Task instructions: Show all lines holding "prawa".

:: Recorded information

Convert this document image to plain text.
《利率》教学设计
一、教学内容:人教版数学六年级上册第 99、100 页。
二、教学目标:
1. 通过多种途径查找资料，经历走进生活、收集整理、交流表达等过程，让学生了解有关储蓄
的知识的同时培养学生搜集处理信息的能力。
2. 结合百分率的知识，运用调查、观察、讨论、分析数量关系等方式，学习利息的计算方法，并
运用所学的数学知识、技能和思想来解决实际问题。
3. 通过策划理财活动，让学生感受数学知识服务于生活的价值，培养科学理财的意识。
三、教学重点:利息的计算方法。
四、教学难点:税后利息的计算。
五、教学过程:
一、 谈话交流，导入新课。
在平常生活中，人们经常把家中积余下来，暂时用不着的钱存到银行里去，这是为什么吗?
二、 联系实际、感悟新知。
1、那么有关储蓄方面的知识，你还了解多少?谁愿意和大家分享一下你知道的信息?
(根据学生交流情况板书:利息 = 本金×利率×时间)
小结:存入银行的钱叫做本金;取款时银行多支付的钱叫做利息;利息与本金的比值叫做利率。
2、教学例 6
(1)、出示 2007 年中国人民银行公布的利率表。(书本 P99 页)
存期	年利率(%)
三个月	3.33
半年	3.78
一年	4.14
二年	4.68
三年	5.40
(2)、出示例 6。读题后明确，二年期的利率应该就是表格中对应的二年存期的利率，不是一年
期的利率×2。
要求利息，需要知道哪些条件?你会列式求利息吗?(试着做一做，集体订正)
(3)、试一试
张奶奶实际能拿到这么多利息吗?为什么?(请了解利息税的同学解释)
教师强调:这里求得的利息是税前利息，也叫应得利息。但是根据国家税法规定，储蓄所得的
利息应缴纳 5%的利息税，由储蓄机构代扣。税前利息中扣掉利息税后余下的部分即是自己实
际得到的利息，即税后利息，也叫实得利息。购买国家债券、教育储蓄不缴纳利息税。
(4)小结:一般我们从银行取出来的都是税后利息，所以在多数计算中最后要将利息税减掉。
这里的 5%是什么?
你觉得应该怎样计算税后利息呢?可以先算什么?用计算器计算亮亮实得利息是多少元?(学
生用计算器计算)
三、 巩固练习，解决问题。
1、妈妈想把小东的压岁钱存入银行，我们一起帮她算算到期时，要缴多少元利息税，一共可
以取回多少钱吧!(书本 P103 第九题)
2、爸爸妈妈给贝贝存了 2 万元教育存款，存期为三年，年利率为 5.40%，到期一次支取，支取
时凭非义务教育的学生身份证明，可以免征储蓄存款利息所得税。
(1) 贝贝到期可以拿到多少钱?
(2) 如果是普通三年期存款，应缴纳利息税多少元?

::::
:: Recorded information

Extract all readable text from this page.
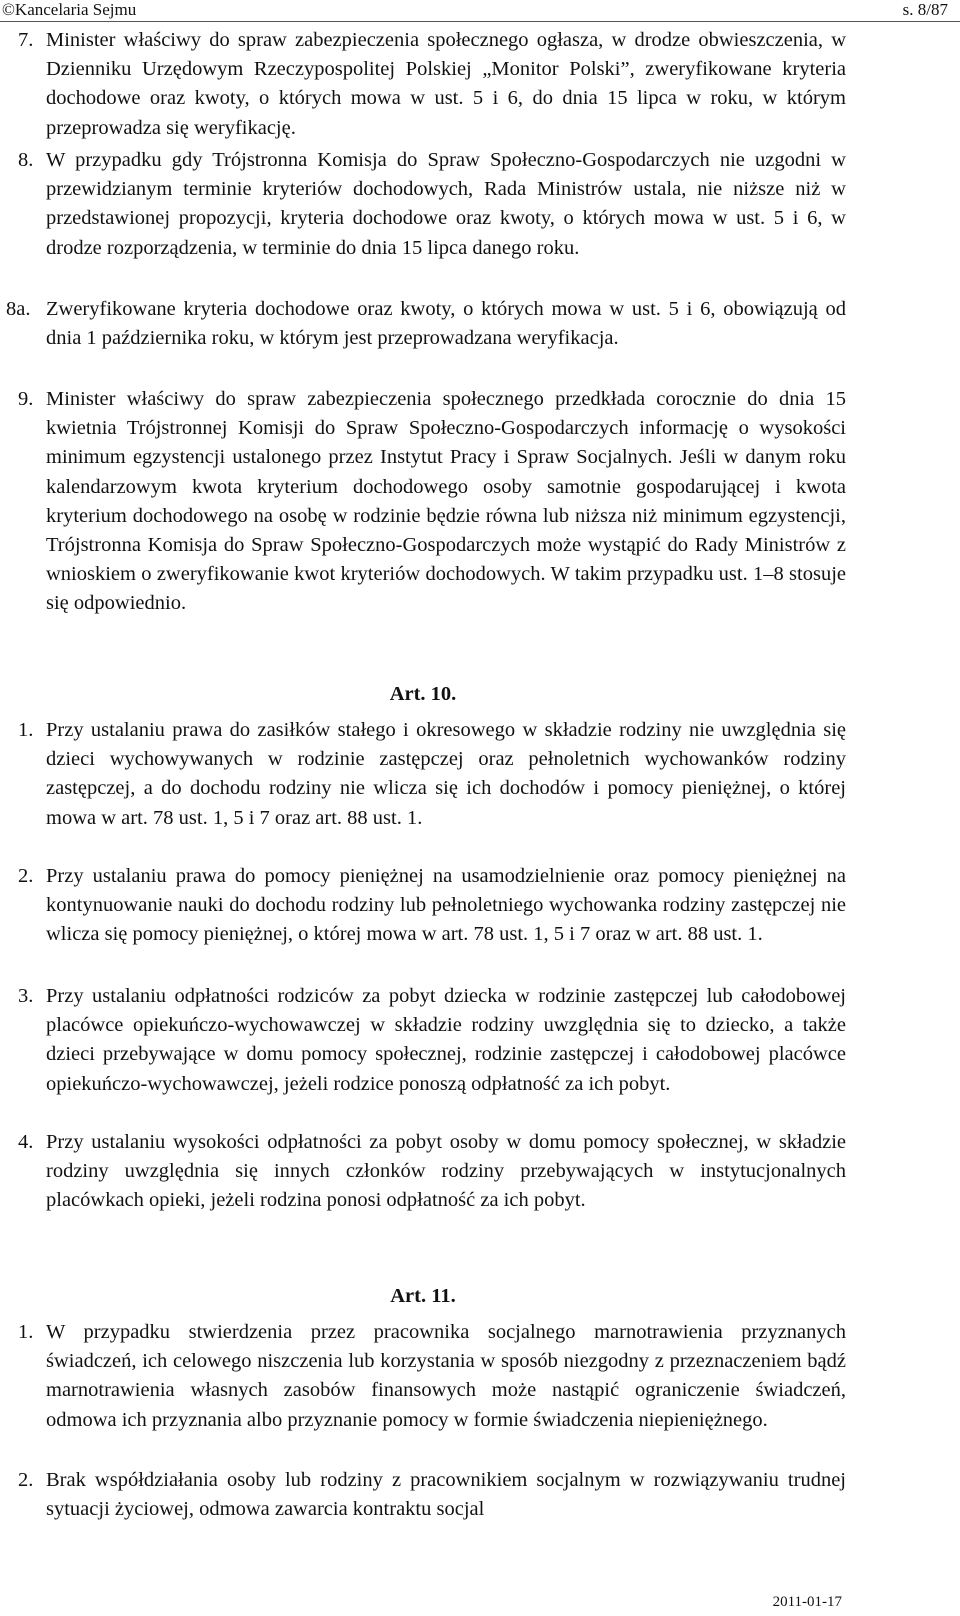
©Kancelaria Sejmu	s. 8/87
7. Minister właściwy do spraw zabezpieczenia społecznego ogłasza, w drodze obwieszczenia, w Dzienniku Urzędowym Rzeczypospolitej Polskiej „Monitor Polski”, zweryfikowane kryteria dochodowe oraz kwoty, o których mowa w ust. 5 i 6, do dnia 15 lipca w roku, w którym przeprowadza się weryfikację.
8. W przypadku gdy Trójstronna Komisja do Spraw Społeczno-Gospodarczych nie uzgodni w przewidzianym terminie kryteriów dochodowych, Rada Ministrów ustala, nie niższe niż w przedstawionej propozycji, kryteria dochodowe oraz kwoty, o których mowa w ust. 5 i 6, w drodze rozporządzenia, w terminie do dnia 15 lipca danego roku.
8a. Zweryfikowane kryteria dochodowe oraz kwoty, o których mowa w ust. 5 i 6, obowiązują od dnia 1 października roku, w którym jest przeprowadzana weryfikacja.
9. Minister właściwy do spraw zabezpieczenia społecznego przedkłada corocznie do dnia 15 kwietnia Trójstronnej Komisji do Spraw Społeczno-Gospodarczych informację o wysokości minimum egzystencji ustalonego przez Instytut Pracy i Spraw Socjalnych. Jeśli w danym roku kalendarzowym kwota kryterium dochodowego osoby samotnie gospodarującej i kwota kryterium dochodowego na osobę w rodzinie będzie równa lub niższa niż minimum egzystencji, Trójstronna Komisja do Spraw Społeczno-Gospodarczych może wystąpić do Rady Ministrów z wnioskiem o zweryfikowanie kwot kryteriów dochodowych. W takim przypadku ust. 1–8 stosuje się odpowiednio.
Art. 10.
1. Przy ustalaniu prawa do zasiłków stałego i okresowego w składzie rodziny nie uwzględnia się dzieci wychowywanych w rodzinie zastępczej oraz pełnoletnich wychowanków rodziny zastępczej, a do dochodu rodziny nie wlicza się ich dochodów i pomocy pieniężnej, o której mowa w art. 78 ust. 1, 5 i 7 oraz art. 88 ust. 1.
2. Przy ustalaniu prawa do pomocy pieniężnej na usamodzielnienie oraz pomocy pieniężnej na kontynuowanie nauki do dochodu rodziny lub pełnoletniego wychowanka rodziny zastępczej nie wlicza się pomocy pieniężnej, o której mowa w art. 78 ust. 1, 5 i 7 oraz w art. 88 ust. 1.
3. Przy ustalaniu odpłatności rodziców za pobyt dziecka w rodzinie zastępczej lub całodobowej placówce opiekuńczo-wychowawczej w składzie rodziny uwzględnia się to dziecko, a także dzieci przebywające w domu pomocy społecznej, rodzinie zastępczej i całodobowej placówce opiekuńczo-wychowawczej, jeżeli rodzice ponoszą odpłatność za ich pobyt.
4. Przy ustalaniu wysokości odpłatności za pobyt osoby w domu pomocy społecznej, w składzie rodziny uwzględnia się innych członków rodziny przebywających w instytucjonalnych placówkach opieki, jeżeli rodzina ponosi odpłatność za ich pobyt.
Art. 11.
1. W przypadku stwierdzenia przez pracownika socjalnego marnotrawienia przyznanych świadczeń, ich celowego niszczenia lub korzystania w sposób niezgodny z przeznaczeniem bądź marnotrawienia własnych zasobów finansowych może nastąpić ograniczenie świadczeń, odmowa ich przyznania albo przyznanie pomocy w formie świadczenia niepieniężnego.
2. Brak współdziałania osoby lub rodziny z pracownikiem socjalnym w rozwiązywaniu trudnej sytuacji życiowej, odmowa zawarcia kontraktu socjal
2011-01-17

::::

Task answer:
1. Przy ustalaniu prawa do zasiłków stałego i okresowego w składzie rodziny nie uwzględnia się dzieci wychowywanych w rodzinie zastępczej oraz pełnoletnich wychowanków rodziny zastępczej, a do dochodu rodziny nie wlicza się ich dochodów i pomocy pieniężnej, o której mowa w art. 78 ust. 1, 5 i 7 oraz art. 88 ust. 1.
2. Przy ustalaniu prawa do pomocy pieniężnej na usamodzielnienie oraz pomocy pieniężnej na kontynuowanie nauki do dochodu rodziny lub pełnoletniego wychowanka rodziny zastępczej nie wlicza się pomocy pieniężnej, o której mowa w art. 78 ust. 1, 5 i 7 oraz w art. 88 ust. 1.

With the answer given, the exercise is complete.